Problem statement:
All lines in which the word "tous" occurs are to be extracted.

Task material:
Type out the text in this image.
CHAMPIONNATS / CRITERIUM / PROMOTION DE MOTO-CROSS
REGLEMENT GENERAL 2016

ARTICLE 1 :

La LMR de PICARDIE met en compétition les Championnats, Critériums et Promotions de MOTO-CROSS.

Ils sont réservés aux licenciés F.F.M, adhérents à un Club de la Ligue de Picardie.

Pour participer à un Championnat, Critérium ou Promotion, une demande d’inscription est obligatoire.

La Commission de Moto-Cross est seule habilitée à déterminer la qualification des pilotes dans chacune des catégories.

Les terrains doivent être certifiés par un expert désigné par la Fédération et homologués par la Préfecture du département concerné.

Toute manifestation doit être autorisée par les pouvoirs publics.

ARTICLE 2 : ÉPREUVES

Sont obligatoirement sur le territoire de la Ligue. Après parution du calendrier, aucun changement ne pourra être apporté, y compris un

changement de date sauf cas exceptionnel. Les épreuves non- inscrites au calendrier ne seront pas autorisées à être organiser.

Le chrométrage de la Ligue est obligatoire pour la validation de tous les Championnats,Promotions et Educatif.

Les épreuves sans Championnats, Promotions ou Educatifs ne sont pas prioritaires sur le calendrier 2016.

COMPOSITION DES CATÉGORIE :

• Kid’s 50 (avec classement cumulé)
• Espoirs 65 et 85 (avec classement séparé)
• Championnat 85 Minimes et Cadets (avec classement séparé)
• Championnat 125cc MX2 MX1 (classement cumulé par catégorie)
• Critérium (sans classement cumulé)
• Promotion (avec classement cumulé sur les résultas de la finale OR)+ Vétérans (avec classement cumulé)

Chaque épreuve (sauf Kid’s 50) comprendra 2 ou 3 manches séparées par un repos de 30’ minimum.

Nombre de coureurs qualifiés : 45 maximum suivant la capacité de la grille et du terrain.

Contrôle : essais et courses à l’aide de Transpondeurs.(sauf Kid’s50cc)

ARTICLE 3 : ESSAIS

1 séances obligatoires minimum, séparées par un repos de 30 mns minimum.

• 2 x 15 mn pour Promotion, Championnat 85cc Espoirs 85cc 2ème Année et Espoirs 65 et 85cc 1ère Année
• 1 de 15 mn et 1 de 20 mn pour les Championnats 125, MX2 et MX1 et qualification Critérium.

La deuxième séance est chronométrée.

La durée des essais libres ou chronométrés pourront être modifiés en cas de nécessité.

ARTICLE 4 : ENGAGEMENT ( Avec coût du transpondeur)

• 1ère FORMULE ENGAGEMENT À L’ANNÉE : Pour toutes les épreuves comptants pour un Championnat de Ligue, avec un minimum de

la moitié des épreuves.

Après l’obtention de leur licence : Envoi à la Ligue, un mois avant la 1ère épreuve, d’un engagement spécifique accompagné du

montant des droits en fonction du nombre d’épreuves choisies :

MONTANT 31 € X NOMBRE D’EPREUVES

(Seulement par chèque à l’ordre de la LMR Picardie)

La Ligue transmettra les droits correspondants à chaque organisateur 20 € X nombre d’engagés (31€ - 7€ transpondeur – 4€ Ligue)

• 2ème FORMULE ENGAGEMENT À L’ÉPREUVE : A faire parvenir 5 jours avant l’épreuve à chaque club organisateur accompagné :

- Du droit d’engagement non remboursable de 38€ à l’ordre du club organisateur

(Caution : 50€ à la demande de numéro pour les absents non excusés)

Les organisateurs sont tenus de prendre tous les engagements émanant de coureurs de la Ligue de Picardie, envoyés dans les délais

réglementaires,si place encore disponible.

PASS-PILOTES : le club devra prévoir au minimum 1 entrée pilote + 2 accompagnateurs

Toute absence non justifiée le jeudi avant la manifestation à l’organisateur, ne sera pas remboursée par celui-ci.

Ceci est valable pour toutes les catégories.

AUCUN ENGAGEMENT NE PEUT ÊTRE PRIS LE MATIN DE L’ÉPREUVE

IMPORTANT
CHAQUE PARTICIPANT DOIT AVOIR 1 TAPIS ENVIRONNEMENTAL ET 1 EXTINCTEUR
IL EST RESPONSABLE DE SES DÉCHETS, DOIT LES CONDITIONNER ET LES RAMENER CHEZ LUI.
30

* * *

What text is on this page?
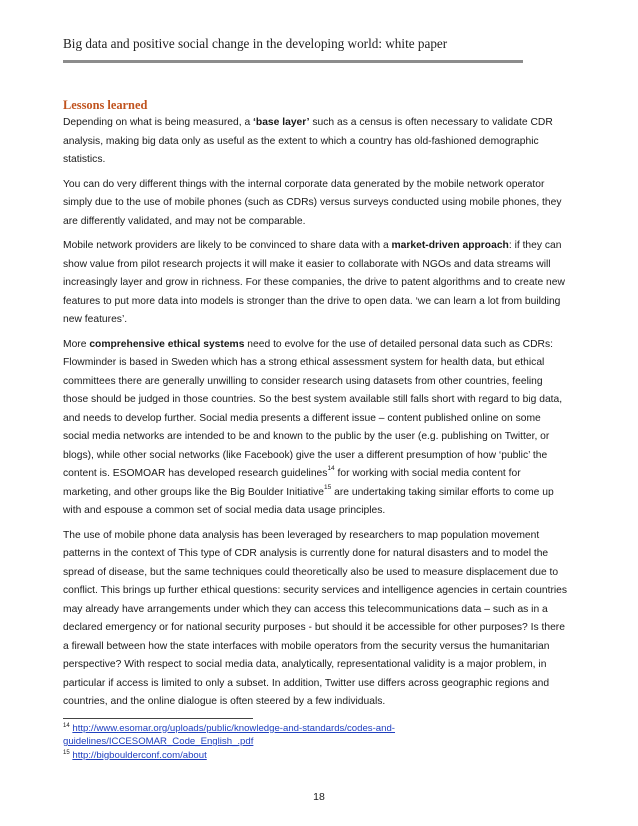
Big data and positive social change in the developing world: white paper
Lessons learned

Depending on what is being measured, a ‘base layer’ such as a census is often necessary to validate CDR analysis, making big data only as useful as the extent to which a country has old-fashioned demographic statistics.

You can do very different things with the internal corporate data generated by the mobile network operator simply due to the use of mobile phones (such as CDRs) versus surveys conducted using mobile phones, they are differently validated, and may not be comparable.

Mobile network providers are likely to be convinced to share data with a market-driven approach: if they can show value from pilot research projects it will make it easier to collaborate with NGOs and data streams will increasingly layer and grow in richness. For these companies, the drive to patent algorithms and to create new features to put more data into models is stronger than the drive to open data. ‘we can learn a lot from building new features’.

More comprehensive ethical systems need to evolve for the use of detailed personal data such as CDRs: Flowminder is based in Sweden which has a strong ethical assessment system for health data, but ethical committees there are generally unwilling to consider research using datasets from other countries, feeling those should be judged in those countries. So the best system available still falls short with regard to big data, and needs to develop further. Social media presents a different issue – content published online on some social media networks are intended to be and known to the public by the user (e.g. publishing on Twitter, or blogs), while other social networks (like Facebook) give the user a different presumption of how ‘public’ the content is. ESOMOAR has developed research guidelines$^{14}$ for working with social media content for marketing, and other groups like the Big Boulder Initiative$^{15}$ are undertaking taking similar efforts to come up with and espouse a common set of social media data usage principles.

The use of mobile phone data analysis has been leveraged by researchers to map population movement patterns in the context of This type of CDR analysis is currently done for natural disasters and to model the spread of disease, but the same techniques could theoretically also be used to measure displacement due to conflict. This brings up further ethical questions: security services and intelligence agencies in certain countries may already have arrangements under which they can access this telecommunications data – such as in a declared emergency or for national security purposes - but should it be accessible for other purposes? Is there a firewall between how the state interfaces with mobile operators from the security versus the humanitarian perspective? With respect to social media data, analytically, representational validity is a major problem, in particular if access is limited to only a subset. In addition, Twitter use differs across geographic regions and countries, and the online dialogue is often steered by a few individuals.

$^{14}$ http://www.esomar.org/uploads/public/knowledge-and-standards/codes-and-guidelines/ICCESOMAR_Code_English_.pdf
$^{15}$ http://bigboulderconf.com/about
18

Output:
Le chrométrage de la Ligue est obligatoire pour la validation de tous les Championnats,Promotions et Educatif.
Les organisateurs sont tenus de prendre tous les engagements émanant de coureurs de la Ligue de Picardie, envoyés dans les délais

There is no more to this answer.